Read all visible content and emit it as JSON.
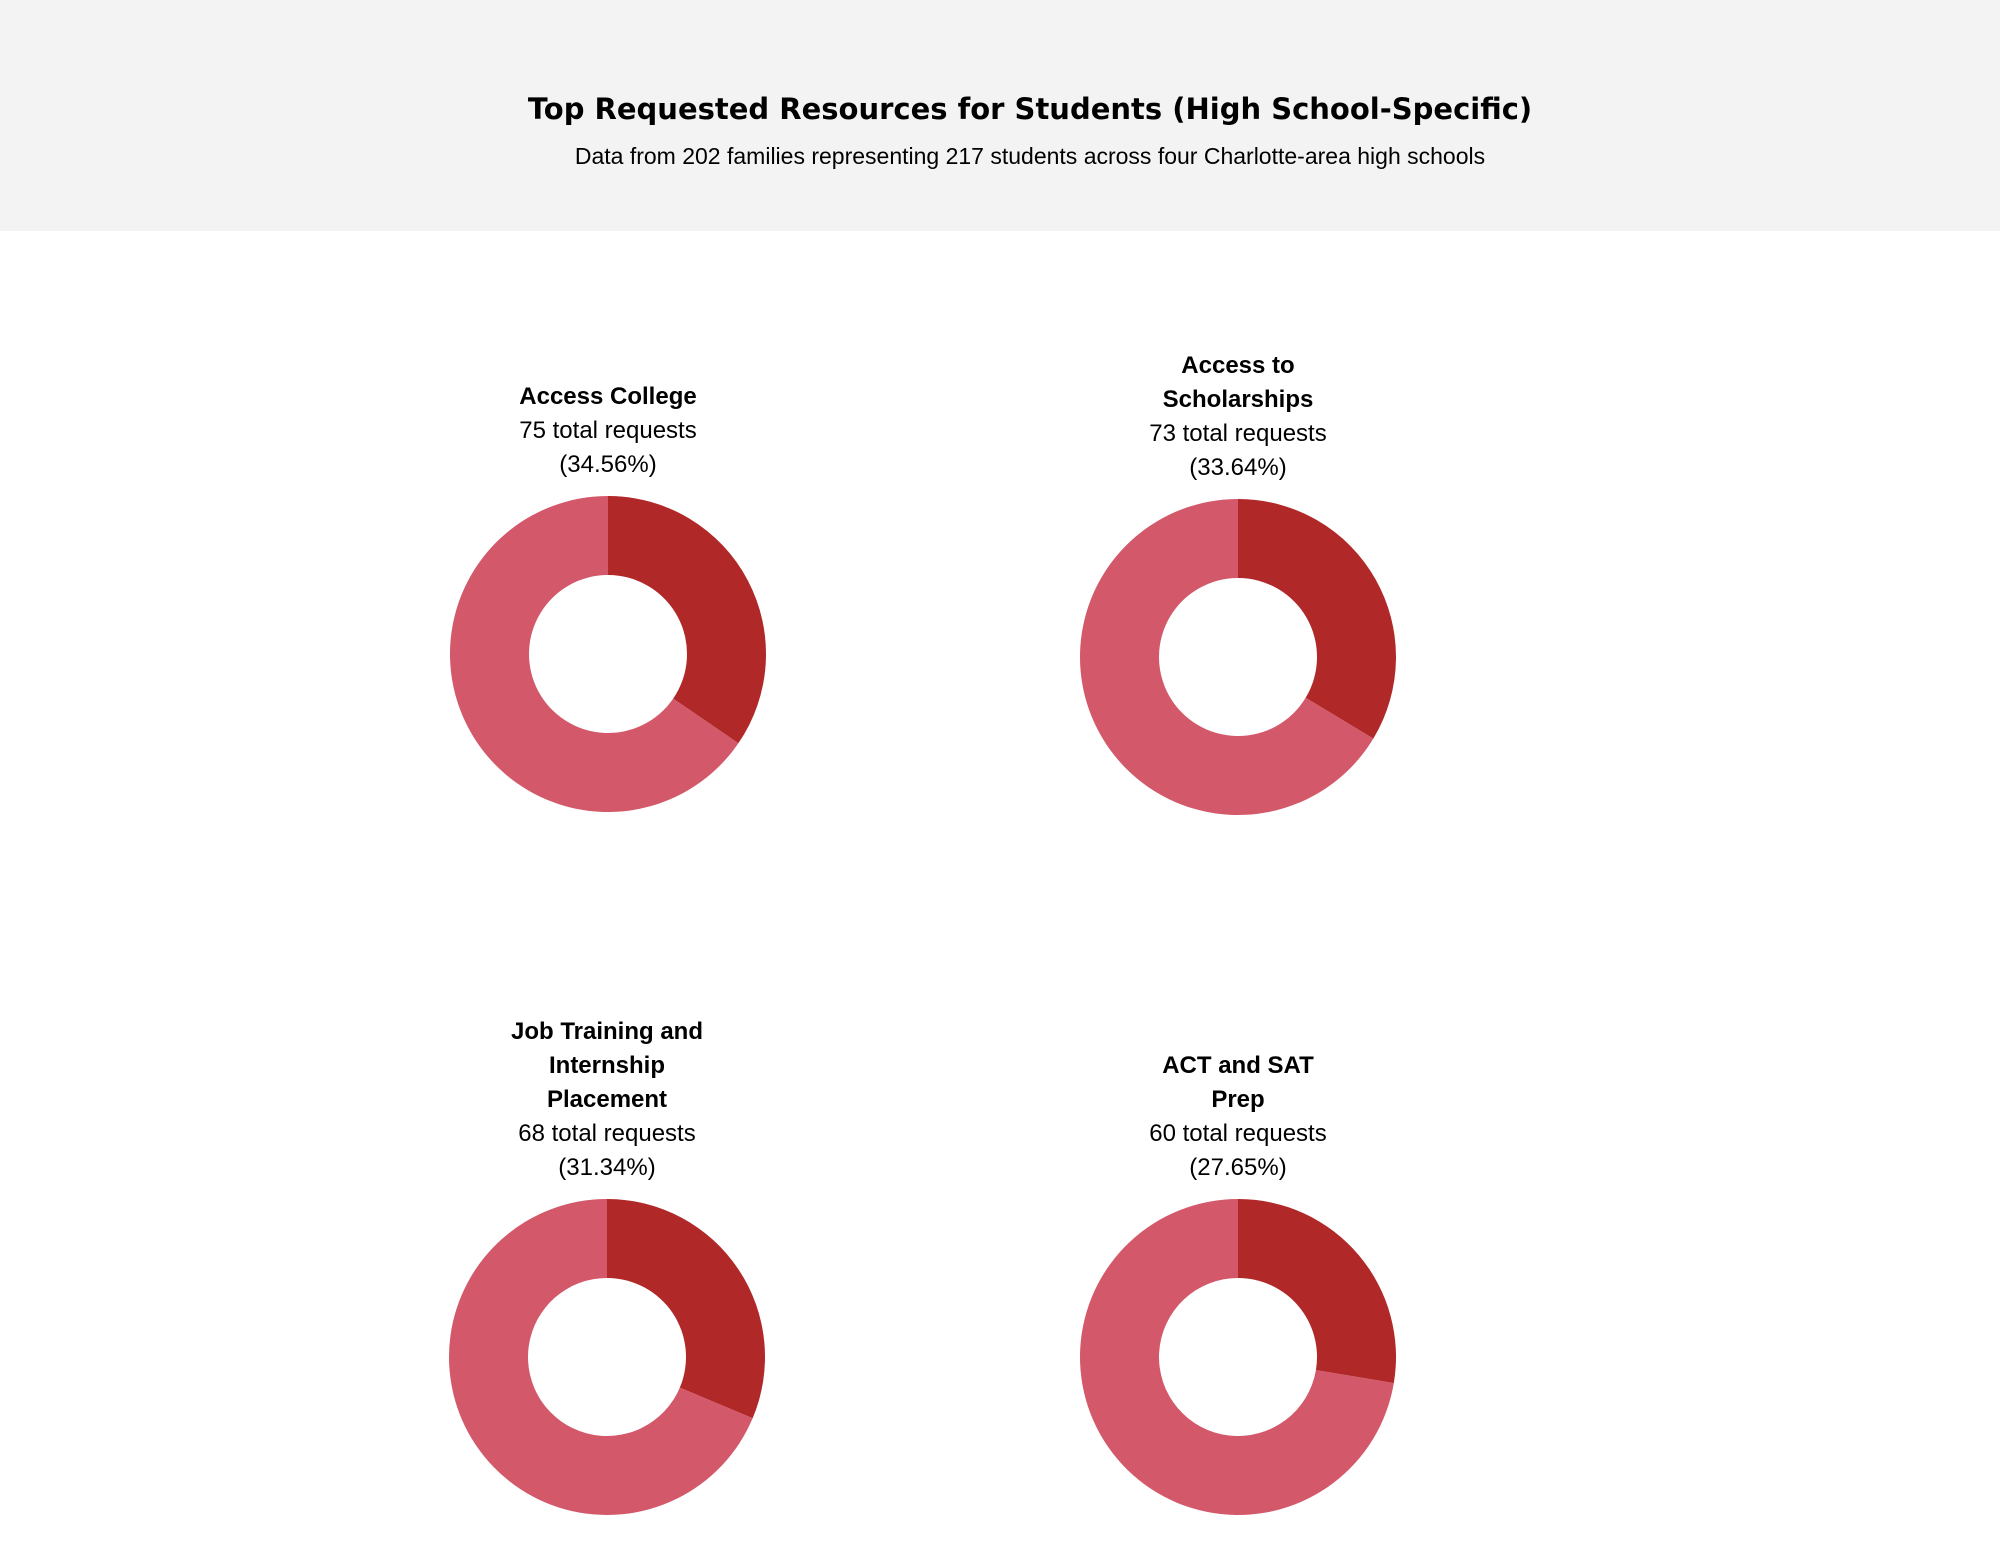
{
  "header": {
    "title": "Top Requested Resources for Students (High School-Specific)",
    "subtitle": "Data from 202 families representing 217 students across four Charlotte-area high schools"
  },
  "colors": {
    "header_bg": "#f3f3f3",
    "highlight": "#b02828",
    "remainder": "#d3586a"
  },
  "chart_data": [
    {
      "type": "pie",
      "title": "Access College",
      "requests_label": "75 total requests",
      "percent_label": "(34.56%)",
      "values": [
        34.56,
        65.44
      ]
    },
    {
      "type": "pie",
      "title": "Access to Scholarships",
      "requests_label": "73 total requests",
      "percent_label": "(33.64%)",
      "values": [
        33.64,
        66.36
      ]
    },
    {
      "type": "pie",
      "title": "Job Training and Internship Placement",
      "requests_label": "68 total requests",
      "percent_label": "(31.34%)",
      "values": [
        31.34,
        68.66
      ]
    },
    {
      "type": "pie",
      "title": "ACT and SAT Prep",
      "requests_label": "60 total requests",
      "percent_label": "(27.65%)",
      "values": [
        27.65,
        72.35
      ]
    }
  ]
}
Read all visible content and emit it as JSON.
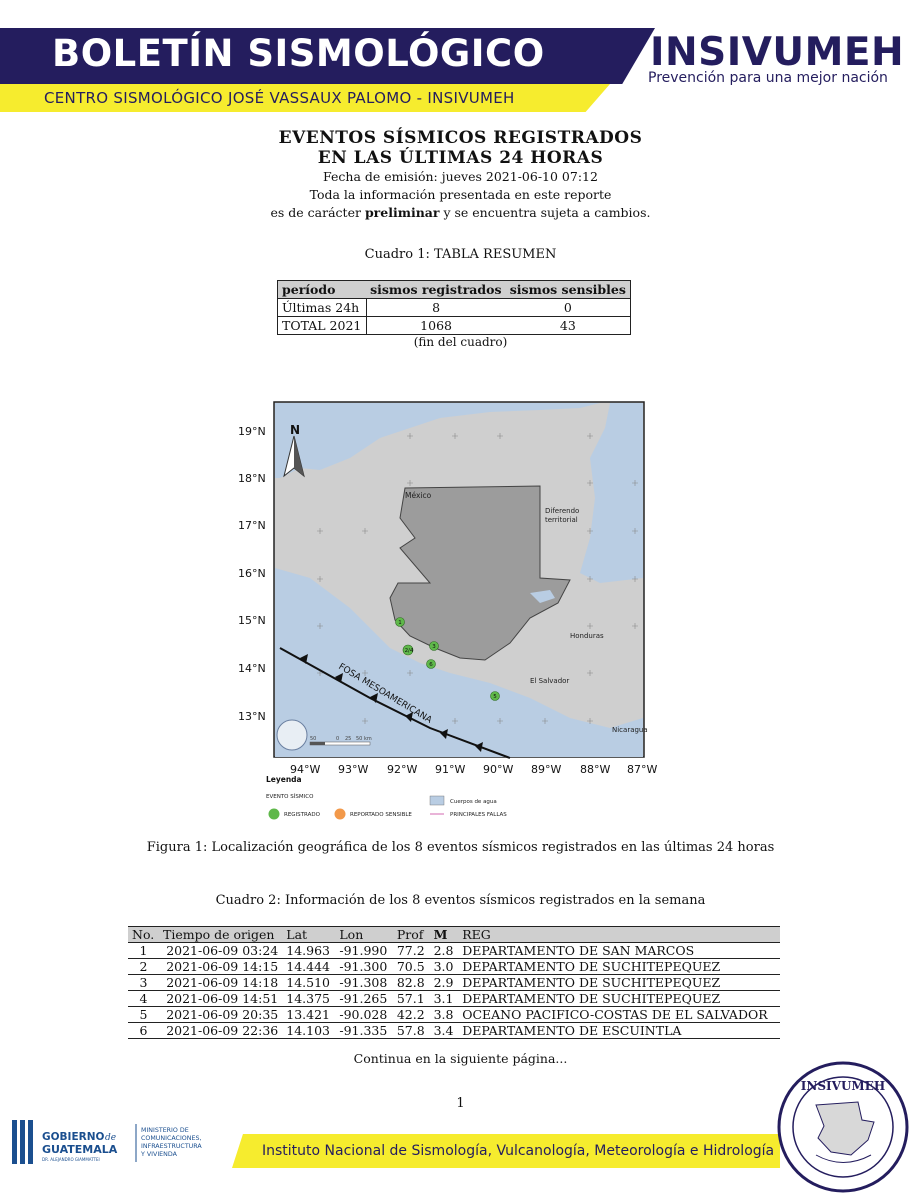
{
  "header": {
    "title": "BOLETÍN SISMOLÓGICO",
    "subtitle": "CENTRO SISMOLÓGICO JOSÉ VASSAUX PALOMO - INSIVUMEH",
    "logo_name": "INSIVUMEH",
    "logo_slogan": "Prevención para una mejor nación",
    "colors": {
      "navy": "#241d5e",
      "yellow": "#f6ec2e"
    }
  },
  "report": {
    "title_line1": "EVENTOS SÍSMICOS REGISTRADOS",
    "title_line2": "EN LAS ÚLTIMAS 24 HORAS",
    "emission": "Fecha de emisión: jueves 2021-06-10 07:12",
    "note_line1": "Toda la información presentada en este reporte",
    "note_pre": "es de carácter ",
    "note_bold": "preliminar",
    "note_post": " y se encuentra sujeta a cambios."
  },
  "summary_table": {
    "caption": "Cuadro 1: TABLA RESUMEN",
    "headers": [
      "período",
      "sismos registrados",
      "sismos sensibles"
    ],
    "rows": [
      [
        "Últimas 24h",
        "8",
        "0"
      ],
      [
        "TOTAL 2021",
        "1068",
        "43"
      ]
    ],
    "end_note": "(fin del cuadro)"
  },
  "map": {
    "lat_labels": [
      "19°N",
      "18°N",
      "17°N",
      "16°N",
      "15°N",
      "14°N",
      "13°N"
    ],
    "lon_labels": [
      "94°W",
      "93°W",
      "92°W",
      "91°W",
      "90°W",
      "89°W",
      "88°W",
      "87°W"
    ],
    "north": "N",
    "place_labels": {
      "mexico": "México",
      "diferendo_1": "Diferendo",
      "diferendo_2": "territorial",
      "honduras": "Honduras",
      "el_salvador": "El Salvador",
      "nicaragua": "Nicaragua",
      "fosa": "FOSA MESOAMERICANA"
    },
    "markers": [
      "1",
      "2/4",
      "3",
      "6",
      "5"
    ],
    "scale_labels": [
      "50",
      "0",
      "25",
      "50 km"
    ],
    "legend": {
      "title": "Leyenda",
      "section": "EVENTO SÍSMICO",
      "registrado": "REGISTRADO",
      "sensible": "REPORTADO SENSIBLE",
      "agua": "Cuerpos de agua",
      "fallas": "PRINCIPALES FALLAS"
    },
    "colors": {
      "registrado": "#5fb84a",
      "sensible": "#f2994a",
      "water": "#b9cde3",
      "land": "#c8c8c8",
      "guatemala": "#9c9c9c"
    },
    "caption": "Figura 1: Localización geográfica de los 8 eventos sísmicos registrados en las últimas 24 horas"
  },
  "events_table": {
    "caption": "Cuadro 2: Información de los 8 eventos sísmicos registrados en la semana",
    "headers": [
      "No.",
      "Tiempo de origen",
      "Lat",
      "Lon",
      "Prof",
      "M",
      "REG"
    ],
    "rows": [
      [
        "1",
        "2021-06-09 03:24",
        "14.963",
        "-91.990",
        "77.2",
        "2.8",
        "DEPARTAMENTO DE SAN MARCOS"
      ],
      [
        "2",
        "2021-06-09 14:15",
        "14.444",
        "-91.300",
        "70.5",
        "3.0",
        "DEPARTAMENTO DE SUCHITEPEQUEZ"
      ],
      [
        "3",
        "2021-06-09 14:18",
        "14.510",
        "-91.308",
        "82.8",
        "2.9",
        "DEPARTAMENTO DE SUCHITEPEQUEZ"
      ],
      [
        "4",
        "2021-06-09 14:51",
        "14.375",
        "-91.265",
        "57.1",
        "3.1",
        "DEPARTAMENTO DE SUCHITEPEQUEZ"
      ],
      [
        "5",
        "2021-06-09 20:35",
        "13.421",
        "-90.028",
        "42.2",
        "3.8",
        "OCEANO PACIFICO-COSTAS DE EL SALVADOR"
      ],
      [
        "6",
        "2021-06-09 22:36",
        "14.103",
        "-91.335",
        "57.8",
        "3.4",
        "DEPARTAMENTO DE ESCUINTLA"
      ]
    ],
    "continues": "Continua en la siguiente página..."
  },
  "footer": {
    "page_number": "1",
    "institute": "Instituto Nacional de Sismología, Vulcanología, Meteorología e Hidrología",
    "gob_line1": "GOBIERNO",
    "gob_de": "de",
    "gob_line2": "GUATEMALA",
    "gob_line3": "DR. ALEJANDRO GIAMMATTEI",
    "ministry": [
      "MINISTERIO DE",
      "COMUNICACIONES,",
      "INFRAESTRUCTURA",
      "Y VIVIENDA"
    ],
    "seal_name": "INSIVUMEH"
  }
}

_Task statement:_ Copy each line from the records above that includes the string "INSIVUMEH".

_Written reply:_
    "subtitle": "CENTRO SISMOLÓGICO JOSÉ VASSAUX PALOMO - INSIVUMEH",
    "logo_name": "INSIVUMEH",
    "seal_name": "INSIVUMEH"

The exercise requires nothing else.